═════ Task data

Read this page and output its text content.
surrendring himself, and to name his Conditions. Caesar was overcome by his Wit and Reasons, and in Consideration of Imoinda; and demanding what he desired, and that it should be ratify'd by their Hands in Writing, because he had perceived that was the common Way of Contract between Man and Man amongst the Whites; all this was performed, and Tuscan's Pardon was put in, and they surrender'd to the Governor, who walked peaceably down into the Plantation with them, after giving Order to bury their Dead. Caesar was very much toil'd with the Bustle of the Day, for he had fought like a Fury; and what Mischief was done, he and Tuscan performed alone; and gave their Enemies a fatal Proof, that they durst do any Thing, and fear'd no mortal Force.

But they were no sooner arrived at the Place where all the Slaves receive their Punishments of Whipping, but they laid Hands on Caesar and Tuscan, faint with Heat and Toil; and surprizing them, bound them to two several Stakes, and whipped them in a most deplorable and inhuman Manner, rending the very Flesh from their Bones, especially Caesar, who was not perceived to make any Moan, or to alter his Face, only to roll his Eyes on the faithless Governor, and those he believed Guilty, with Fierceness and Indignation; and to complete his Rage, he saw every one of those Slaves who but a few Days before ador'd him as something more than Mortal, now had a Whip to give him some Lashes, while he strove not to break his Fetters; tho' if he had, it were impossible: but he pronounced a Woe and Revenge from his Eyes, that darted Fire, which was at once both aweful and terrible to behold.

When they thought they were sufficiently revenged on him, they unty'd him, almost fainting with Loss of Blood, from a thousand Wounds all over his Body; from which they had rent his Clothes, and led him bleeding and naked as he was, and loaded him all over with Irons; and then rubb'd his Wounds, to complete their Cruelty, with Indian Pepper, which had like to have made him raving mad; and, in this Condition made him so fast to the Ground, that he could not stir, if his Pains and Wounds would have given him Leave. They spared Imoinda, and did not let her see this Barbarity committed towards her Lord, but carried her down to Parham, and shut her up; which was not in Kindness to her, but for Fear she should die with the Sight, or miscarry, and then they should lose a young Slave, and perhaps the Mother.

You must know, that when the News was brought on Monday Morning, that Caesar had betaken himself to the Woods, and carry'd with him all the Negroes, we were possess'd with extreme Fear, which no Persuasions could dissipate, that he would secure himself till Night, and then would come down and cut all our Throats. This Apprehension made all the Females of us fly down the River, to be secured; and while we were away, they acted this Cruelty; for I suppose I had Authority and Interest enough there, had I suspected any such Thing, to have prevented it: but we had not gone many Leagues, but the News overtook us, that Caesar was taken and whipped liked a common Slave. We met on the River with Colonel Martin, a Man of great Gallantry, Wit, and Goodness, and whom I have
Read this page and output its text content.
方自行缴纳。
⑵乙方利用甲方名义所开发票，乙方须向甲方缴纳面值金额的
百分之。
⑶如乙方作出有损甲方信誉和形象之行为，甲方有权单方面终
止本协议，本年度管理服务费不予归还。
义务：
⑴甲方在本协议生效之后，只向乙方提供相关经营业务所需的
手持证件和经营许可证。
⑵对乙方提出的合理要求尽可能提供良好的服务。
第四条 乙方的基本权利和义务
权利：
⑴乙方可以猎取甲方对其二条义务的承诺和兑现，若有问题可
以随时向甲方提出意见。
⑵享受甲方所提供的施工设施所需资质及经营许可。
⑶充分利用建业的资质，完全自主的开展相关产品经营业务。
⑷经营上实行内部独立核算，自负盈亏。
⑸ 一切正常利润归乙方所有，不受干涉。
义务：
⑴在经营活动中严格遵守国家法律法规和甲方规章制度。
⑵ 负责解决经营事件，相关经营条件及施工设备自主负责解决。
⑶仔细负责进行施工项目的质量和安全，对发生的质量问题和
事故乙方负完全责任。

══════════

» Prompt:
Quote every record above exactly.

» Solution below:
Read this page and output its text content.
surrendring himself, and to name his Conditions. Caesar was overcome by his Wit and Reasons, and in Consideration of Imoinda; and demanding what he desired, and that it should be ratify'd by their Hands in Writing, because he had perceived that was the common Way of Contract between Man and Man amongst the Whites; all this was performed, and Tuscan's Pardon was put in, and they surrender'd to the Governor, who walked peaceably down into the Plantation with them, after giving Order to bury their Dead. Caesar was very much toil'd with the Bustle of the Day, for he had fought like a Fury; and what Mischief was done, he and Tuscan performed alone; and gave their Enemies a fatal Proof, that they durst do any Thing, and fear'd no mortal Force.

But they were no sooner arrived at the Place where all the Slaves receive their Punishments of Whipping, but they laid Hands on Caesar and Tuscan, faint with Heat and Toil; and surprizing them, bound them to two several Stakes, and whipped them in a most deplorable and inhuman Manner, rending the very Flesh from their Bones, especially Caesar, who was not perceived to make any Moan, or to alter his Face, only to roll his Eyes on the faithless Governor, and those he believed Guilty, with Fierceness and Indignation; and to complete his Rage, he saw every one of those Slaves who but a few Days before ador'd him as something more than Mortal, now had a Whip to give him some Lashes, while he strove not to break his Fetters; tho' if he had, it were impossible: but he pronounced a Woe and Revenge from his Eyes, that darted Fire, which was at once both aweful and terrible to behold.

When they thought they were sufficiently revenged on him, they unty'd him, almost fainting with Loss of Blood, from a thousand Wounds all over his Body; from which they had rent his Clothes, and led him bleeding and naked as he was, and loaded him all over with Irons; and then rubb'd his Wounds, to complete their Cruelty, with Indian Pepper, which had like to have made him raving mad; and, in this Condition made him so fast to the Ground, that he could not stir, if his Pains and Wounds would have given him Leave. They spared Imoinda, and did not let her see this Barbarity committed towards her Lord, but carried her down to Parham, and shut her up; which was not in Kindness to her, but for Fear she should die with the Sight, or miscarry, and then they should lose a young Slave, and perhaps the Mother.

You must know, that when the News was brought on Monday Morning, that Caesar had betaken himself to the Woods, and carry'd with him all the Negroes, we were possess'd with extreme Fear, which no Persuasions could dissipate, that he would secure himself till Night, and then would come down and cut all our Throats. This Apprehension made all the Females of us fly down the River, to be secured; and while we were away, they acted this Cruelty; for I suppose I had Authority and Interest enough there, had I suspected any such Thing, to have prevented it: but we had not gone many Leagues, but the News overtook us, that Caesar was taken and whipped liked a common Slave. We met on the River with Colonel Martin, a Man of great Gallantry, Wit, and Goodness, and whom I have
Read this page and output its text content.
方自行缴纳。
⑵乙方利用甲方名义所开发票，乙方须向甲方缴纳面值金额的
百分之。
⑶如乙方作出有损甲方信誉和形象之行为，甲方有权单方面终
止本协议，本年度管理服务费不予归还。
义务：
⑴甲方在本协议生效之后，只向乙方提供相关经营业务所需的
手持证件和经营许可证。
⑵对乙方提出的合理要求尽可能提供良好的服务。
第四条 乙方的基本权利和义务
权利：
⑴乙方可以猎取甲方对其二条义务的承诺和兑现，若有问题可
以随时向甲方提出意见。
⑵享受甲方所提供的施工设施所需资质及经营许可。
⑶充分利用建业的资质，完全自主的开展相关产品经营业务。
⑷经营上实行内部独立核算，自负盈亏。
⑸ 一切正常利润归乙方所有，不受干涉。
义务：
⑴在经营活动中严格遵守国家法律法规和甲方规章制度。
⑵ 负责解决经营事件，相关经营条件及施工设备自主负责解决。
⑶仔细负责进行施工项目的质量和安全，对发生的质量问题和
事故乙方负完全责任。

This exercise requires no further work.